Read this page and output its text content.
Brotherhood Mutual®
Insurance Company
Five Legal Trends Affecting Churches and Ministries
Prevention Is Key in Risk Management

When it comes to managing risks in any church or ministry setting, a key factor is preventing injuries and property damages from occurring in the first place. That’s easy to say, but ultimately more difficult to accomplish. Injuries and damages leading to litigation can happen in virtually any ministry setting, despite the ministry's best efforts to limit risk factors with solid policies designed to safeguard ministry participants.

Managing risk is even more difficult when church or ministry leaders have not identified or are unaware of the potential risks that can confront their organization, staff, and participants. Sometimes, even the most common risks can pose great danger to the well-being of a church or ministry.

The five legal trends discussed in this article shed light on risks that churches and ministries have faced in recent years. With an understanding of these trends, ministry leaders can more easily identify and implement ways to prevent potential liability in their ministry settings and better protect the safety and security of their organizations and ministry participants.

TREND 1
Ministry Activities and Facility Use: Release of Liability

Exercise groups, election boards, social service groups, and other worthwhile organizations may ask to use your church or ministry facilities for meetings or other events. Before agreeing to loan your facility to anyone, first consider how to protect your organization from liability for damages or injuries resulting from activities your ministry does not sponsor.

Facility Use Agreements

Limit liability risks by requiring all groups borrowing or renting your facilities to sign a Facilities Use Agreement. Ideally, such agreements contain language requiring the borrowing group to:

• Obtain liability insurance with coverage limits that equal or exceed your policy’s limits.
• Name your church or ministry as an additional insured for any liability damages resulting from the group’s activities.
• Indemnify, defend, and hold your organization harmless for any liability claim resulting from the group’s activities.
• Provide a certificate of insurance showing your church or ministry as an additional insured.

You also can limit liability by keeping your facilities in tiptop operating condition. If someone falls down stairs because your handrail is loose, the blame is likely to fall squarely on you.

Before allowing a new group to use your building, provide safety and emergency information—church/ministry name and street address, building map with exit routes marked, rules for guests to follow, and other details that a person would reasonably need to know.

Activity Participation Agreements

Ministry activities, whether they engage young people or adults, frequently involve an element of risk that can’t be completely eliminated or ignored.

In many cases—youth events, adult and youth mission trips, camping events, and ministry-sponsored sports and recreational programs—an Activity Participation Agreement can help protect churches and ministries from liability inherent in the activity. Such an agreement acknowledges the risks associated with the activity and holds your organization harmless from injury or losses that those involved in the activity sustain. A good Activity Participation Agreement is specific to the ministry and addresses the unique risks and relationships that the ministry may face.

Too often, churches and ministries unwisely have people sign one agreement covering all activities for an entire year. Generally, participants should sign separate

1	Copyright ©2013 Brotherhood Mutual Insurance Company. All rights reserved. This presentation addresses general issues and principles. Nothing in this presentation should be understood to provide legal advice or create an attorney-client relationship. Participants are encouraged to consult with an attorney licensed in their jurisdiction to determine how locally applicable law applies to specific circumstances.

- _Work required_: Copy out the material word for word and line for line.

- _Exercise answer_:
Read this page and output its text content.
Brotherhood Mutual®
Insurance Company
Five Legal Trends Affecting Churches and Ministries
Prevention Is Key in Risk Management

When it comes to managing risks in any church or ministry setting, a key factor is preventing injuries and property damages from occurring in the first place. That’s easy to say, but ultimately more difficult to accomplish. Injuries and damages leading to litigation can happen in virtually any ministry setting, despite the ministry's best efforts to limit risk factors with solid policies designed to safeguard ministry participants.

Managing risk is even more difficult when church or ministry leaders have not identified or are unaware of the potential risks that can confront their organization, staff, and participants. Sometimes, even the most common risks can pose great danger to the well-being of a church or ministry.

The five legal trends discussed in this article shed light on risks that churches and ministries have faced in recent years. With an understanding of these trends, ministry leaders can more easily identify and implement ways to prevent potential liability in their ministry settings and better protect the safety and security of their organizations and ministry participants.

TREND 1
Ministry Activities and Facility Use: Release of Liability

Exercise groups, election boards, social service groups, and other worthwhile organizations may ask to use your church or ministry facilities for meetings or other events. Before agreeing to loan your facility to anyone, first consider how to protect your organization from liability for damages or injuries resulting from activities your ministry does not sponsor.

Facility Use Agreements

Limit liability risks by requiring all groups borrowing or renting your facilities to sign a Facilities Use Agreement. Ideally, such agreements contain language requiring the borrowing group to:

• Obtain liability insurance with coverage limits that equal or exceed your policy’s limits.
• Name your church or ministry as an additional insured for any liability damages resulting from the group’s activities.
• Indemnify, defend, and hold your organization harmless for any liability claim resulting from the group’s activities.
• Provide a certificate of insurance showing your church or ministry as an additional insured.

You also can limit liability by keeping your facilities in tiptop operating condition. If someone falls down stairs because your handrail is loose, the blame is likely to fall squarely on you.

Before allowing a new group to use your building, provide safety and emergency information—church/ministry name and street address, building map with exit routes marked, rules for guests to follow, and other details that a person would reasonably need to know.

Activity Participation Agreements

Ministry activities, whether they engage young people or adults, frequently involve an element of risk that can’t be completely eliminated or ignored.

In many cases—youth events, adult and youth mission trips, camping events, and ministry-sponsored sports and recreational programs—an Activity Participation Agreement can help protect churches and ministries from liability inherent in the activity. Such an agreement acknowledges the risks associated with the activity and holds your organization harmless from injury or losses that those involved in the activity sustain. A good Activity Participation Agreement is specific to the ministry and addresses the unique risks and relationships that the ministry may face.

Too often, churches and ministries unwisely have people sign one agreement covering all activities for an entire year. Generally, participants should sign separate

1	Copyright ©2013 Brotherhood Mutual Insurance Company. All rights reserved. This presentation addresses general issues and principles. Nothing in this presentation should be understood to provide legal advice or create an attorney-client relationship. Participants are encouraged to consult with an attorney licensed in their jurisdiction to determine how locally applicable law applies to specific circumstances.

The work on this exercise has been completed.